Stated exercise:
Set down the whole listing verbatim.

Records to process:
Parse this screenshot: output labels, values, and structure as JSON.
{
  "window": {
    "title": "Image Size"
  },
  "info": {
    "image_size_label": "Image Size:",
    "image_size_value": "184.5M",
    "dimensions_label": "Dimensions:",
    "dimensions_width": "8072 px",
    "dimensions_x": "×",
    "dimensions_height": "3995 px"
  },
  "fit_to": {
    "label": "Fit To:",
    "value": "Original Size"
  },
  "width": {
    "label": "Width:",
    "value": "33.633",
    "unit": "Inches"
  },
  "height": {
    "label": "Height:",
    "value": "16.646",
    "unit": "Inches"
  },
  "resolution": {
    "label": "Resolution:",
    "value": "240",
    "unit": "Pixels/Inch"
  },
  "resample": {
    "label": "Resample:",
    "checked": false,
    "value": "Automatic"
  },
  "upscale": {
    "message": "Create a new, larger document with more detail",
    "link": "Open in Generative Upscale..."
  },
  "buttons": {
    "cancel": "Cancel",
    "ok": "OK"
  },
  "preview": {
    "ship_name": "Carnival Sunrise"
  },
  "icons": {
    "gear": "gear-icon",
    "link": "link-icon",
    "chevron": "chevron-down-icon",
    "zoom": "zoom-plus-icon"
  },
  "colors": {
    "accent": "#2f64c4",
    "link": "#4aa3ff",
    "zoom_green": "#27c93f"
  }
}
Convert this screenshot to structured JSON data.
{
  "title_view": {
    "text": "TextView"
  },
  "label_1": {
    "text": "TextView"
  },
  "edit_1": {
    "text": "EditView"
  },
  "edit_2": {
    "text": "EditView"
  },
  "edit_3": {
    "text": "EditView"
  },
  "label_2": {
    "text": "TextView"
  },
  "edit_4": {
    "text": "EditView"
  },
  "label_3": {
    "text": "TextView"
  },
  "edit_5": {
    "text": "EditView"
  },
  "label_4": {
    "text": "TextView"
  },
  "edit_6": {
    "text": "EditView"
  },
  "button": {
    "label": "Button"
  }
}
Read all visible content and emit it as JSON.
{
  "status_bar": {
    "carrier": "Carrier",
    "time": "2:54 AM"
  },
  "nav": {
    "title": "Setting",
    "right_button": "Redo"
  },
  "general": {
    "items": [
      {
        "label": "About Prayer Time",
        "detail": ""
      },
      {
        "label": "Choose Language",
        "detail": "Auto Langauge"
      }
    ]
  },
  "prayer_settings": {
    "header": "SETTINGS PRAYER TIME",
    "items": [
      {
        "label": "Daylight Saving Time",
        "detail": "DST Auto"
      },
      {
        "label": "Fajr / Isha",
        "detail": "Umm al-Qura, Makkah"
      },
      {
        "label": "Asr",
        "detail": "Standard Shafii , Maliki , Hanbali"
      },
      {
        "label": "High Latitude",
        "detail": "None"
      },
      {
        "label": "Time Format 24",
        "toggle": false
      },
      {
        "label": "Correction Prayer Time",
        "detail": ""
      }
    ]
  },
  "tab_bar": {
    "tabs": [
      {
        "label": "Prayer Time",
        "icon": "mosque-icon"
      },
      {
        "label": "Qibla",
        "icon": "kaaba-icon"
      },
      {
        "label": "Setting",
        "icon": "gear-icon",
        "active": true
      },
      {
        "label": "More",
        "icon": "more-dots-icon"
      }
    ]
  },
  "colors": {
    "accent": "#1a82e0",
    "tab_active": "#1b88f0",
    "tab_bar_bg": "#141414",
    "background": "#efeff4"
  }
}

Solved exercise:
Parse this screenshot: output labels, values, and structure as JSON.
{
  "window": {
    "title": "Image Size"
  },
  "info": {
    "image_size_label": "Image Size:",
    "image_size_value": "184.5M",
    "dimensions_label": "Dimensions:",
    "dimensions_width": "8072 px",
    "dimensions_x": "×",
    "dimensions_height": "3995 px"
  },
  "fit_to": {
    "label": "Fit To:",
    "value": "Original Size"
  },
  "width": {
    "label": "Width:",
    "value": "33.633",
    "unit": "Inches"
  },
  "height": {
    "label": "Height:",
    "value": "16.646",
    "unit": "Inches"
  },
  "resolution": {
    "label": "Resolution:",
    "value": "240",
    "unit": "Pixels/Inch"
  },
  "resample": {
    "label": "Resample:",
    "checked": false,
    "value": "Automatic"
  },
  "upscale": {
    "message": "Create a new, larger document with more detail",
    "link": "Open in Generative Upscale..."
  },
  "buttons": {
    "cancel": "Cancel",
    "ok": "OK"
  },
  "preview": {
    "ship_name": "Carnival Sunrise"
  },
  "icons": {
    "gear": "gear-icon",
    "link": "link-icon",
    "chevron": "chevron-down-icon",
    "zoom": "zoom-plus-icon"
  },
  "colors": {
    "accent": "#2f64c4",
    "link": "#4aa3ff",
    "zoom_green": "#27c93f"
  }
}
Convert this screenshot to structured JSON data.
{
  "title_view": {
    "text": "TextView"
  },
  "label_1": {
    "text": "TextView"
  },
  "edit_1": {
    "text": "EditView"
  },
  "edit_2": {
    "text": "EditView"
  },
  "edit_3": {
    "text": "EditView"
  },
  "label_2": {
    "text": "TextView"
  },
  "edit_4": {
    "text": "EditView"
  },
  "label_3": {
    "text": "TextView"
  },
  "edit_5": {
    "text": "EditView"
  },
  "label_4": {
    "text": "TextView"
  },
  "edit_6": {
    "text": "EditView"
  },
  "button": {
    "label": "Button"
  }
}
Read all visible content and emit it as JSON.
{
  "status_bar": {
    "carrier": "Carrier",
    "time": "2:54 AM"
  },
  "nav": {
    "title": "Setting",
    "right_button": "Redo"
  },
  "general": {
    "items": [
      {
        "label": "About Prayer Time",
        "detail": ""
      },
      {
        "label": "Choose Language",
        "detail": "Auto Langauge"
      }
    ]
  },
  "prayer_settings": {
    "header": "SETTINGS PRAYER TIME",
    "items": [
      {
        "label": "Daylight Saving Time",
        "detail": "DST Auto"
      },
      {
        "label": "Fajr / Isha",
        "detail": "Umm al-Qura, Makkah"
      },
      {
        "label": "Asr",
        "detail": "Standard Shafii , Maliki , Hanbali"
      },
      {
        "label": "High Latitude",
        "detail": "None"
      },
      {
        "label": "Time Format 24",
        "toggle": false
      },
      {
        "label": "Correction Prayer Time",
        "detail": ""
      }
    ]
  },
  "tab_bar": {
    "tabs": [
      {
        "label": "Prayer Time",
        "icon": "mosque-icon"
      },
      {
        "label": "Qibla",
        "icon": "kaaba-icon"
      },
      {
        "label": "Setting",
        "icon": "gear-icon",
        "active": true
      },
      {
        "label": "More",
        "icon": "more-dots-icon"
      }
    ]
  },
  "colors": {
    "accent": "#1a82e0",
    "tab_active": "#1b88f0",
    "tab_bar_bg": "#141414",
    "background": "#efeff4"
  }
}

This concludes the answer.